> _YOUR TASK_: Search the material for "ylabel" and show all lines that contain it.

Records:
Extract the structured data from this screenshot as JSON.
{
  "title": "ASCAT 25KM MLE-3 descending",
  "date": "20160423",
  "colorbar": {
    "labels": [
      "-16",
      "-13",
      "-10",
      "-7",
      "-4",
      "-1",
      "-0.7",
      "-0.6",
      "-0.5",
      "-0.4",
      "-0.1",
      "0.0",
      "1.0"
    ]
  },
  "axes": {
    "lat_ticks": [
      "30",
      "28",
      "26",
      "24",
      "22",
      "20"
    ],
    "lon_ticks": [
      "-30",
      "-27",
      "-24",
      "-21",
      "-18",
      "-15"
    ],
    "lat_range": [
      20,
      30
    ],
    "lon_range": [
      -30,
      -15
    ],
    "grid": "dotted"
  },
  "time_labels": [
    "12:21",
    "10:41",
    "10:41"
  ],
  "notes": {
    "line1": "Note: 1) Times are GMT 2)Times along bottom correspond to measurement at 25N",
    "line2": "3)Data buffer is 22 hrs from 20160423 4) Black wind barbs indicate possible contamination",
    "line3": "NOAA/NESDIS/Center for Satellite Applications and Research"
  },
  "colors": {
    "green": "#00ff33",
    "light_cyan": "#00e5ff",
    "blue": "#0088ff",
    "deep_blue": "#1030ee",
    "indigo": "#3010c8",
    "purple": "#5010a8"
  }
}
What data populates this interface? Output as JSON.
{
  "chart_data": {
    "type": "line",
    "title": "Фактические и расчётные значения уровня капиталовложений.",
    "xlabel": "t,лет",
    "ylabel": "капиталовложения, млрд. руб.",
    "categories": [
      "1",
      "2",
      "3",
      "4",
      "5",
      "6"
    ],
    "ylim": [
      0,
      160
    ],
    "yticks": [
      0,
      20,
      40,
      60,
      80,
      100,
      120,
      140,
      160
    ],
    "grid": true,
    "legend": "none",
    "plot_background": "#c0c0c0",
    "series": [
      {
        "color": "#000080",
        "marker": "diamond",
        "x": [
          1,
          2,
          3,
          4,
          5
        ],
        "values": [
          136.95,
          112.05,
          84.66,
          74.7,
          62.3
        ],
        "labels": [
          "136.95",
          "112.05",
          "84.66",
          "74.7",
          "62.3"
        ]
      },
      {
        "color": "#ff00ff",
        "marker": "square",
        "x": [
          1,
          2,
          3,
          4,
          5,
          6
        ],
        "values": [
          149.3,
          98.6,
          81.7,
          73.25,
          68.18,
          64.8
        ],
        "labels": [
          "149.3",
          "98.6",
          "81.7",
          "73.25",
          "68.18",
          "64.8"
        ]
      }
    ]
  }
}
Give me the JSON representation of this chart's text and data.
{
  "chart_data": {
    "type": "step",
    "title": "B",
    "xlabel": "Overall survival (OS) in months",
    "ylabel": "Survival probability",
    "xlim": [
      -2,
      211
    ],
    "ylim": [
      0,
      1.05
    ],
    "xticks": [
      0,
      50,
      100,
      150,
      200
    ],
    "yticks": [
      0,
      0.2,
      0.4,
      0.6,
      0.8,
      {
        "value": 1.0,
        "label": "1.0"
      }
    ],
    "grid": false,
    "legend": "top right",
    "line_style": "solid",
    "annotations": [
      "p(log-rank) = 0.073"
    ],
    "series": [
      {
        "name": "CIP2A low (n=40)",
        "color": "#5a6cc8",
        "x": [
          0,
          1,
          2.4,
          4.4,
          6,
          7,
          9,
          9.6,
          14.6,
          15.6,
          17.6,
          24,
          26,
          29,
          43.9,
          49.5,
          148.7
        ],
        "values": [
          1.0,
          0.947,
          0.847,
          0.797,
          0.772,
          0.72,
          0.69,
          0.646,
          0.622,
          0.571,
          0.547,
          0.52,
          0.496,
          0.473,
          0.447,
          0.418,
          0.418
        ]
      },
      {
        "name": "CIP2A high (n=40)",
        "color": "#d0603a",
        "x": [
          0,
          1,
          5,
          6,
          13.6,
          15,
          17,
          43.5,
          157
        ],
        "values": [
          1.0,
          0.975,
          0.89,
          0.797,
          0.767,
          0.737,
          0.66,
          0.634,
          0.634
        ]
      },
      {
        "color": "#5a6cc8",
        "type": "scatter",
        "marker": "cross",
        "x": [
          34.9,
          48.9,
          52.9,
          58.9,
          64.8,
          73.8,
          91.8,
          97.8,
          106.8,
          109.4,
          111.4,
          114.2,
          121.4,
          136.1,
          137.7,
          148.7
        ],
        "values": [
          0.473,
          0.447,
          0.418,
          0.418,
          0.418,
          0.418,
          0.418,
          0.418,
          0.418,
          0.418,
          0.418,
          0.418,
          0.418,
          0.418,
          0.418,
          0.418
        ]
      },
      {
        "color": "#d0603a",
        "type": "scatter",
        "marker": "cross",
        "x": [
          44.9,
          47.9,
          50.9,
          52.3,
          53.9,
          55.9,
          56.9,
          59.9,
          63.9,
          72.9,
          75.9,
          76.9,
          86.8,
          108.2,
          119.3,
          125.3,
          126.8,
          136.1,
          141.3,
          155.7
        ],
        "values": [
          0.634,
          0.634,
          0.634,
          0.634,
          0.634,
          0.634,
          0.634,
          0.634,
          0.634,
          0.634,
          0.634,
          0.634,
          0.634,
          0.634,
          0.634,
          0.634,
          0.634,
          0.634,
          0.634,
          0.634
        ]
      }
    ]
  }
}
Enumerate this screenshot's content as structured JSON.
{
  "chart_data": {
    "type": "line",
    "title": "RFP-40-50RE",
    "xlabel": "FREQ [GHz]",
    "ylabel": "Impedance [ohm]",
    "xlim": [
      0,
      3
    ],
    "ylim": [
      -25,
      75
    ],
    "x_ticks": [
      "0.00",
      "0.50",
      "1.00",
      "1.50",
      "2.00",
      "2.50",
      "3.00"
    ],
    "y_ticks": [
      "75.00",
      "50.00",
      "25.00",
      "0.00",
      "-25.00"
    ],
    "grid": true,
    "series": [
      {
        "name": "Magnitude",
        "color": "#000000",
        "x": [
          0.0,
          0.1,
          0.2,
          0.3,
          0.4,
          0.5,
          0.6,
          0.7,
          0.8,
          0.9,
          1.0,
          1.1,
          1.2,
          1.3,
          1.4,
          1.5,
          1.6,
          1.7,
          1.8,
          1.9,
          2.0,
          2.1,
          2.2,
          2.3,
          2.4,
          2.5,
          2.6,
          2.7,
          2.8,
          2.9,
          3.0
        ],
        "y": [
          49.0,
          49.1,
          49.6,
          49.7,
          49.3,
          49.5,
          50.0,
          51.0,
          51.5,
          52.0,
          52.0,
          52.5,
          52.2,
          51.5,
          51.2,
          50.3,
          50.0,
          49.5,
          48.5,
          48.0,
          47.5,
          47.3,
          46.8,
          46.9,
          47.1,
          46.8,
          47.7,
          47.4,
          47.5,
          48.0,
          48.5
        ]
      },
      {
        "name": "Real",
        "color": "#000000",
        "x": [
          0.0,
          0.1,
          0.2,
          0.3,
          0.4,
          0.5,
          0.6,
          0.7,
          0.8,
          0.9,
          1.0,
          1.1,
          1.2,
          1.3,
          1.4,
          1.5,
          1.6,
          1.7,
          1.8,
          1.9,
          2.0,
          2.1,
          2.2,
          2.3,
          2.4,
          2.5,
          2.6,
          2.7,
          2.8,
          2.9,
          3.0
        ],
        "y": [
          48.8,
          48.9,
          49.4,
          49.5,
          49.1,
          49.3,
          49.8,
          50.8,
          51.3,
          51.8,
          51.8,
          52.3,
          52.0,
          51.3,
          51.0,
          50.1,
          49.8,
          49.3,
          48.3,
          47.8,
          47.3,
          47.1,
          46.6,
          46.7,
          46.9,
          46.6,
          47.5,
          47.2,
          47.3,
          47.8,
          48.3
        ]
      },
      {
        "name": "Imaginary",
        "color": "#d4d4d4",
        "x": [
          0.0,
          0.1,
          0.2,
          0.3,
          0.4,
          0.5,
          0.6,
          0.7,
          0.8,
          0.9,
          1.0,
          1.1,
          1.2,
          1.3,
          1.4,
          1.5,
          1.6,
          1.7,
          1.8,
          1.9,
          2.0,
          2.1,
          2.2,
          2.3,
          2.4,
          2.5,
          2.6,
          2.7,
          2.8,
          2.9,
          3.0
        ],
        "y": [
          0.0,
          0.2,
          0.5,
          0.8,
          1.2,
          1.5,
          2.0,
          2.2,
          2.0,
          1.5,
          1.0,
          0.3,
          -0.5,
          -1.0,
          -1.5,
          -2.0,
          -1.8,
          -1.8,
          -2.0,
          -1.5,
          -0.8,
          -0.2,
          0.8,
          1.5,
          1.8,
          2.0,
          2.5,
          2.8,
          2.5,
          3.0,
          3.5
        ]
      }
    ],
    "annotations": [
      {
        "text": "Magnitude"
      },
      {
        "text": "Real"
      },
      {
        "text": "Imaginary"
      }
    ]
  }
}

> _SOLUTION TO THE PROBLEM_:
    "ylabel": "капиталовложения, млрд. руб.",
    "ylabel": "Survival probability",
    "ylabel": "Impedance [ohm]",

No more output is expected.